Copy everything in the listing below word for word, apart from any images.

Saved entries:
::::

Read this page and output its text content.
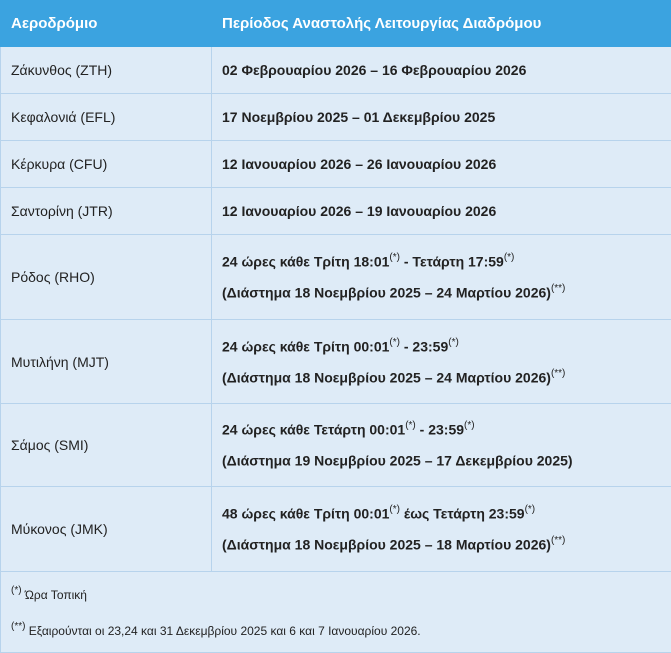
Αεροδρόμιο	Περίοδος Αναστολής Λειτουργίας Διαδρόμου
Ζάκυνθος (ZTH)	02 Φεβρουαρίου 2026 – 16 Φεβρουαρίου 2026
Κεφαλονιά (EFL)	17 Νοεμβρίου 2025 – 01 Δεκεμβρίου 2025
Κέρκυρα (CFU)	12 Ιανουαρίου 2026 – 26 Ιανουαρίου 2026
Σαντορίνη (JTR)	12 Ιανουαρίου 2026 – 19 Ιανουαρίου 2026
Ρόδος (RHO)	24 ώρες κάθε Τρίτη 18:01(*) - Τετάρτη 17:59(*)
(Διάστημα 18 Νοεμβρίου 2025 – 24 Μαρτίου 2026)(**)

Μυτιλήνη (MJT)	24 ώρες κάθε Τρίτη 00:01(*) - 23:59(*)
(Διάστημα 18 Νοεμβρίου 2025 – 24 Μαρτίου 2026)(**)

Σάμος (SMI)	24 ώρες κάθε Τετάρτη 00:01(*) - 23:59(*)
(Διάστημα 19 Νοεμβρίου 2025 – 17 Δεκεμβρίου 2025)

Μύκονος (JMK)	48 ώρες κάθε Τρίτη 00:01(*) έως Τετάρτη 23:59(*)
(Διάστημα 18 Νοεμβρίου 2025 – 18 Μαρτίου 2026)(**)

(*) Ώρα Τοπική
(**) Εξαιρούνται οι 23,24 και 31 Δεκεμβρίου 2025 και 6 και 7 Ιανουαρίου 2026.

::::

[EXERCISE RESPONSE]
Read this page and output its text content.
Αεροδρόμιο	Περίοδος Αναστολής Λειτουργίας Διαδρόμου
Ζάκυνθος (ZTH)	02 Φεβρουαρίου 2026 – 16 Φεβρουαρίου 2026
Κεφαλονιά (EFL)	17 Νοεμβρίου 2025 – 01 Δεκεμβρίου 2025
Κέρκυρα (CFU)	12 Ιανουαρίου 2026 – 26 Ιανουαρίου 2026
Σαντορίνη (JTR)	12 Ιανουαρίου 2026 – 19 Ιανουαρίου 2026
Ρόδος (RHO)	24 ώρες κάθε Τρίτη 18:01(*) - Τετάρτη 17:59(*)
(Διάστημα 18 Νοεμβρίου 2025 – 24 Μαρτίου 2026)(**)

Μυτιλήνη (MJT)	24 ώρες κάθε Τρίτη 00:01(*) - 23:59(*)
(Διάστημα 18 Νοεμβρίου 2025 – 24 Μαρτίου 2026)(**)

Σάμος (SMI)	24 ώρες κάθε Τετάρτη 00:01(*) - 23:59(*)
(Διάστημα 19 Νοεμβρίου 2025 – 17 Δεκεμβρίου 2025)

Μύκονος (JMK)	48 ώρες κάθε Τρίτη 00:01(*) έως Τετάρτη 23:59(*)
(Διάστημα 18 Νοεμβρίου 2025 – 18 Μαρτίου 2026)(**)

(*) Ώρα Τοπική
(**) Εξαιρούνται οι 23,24 και 31 Δεκεμβρίου 2025 και 6 και 7 Ιανουαρίου 2026.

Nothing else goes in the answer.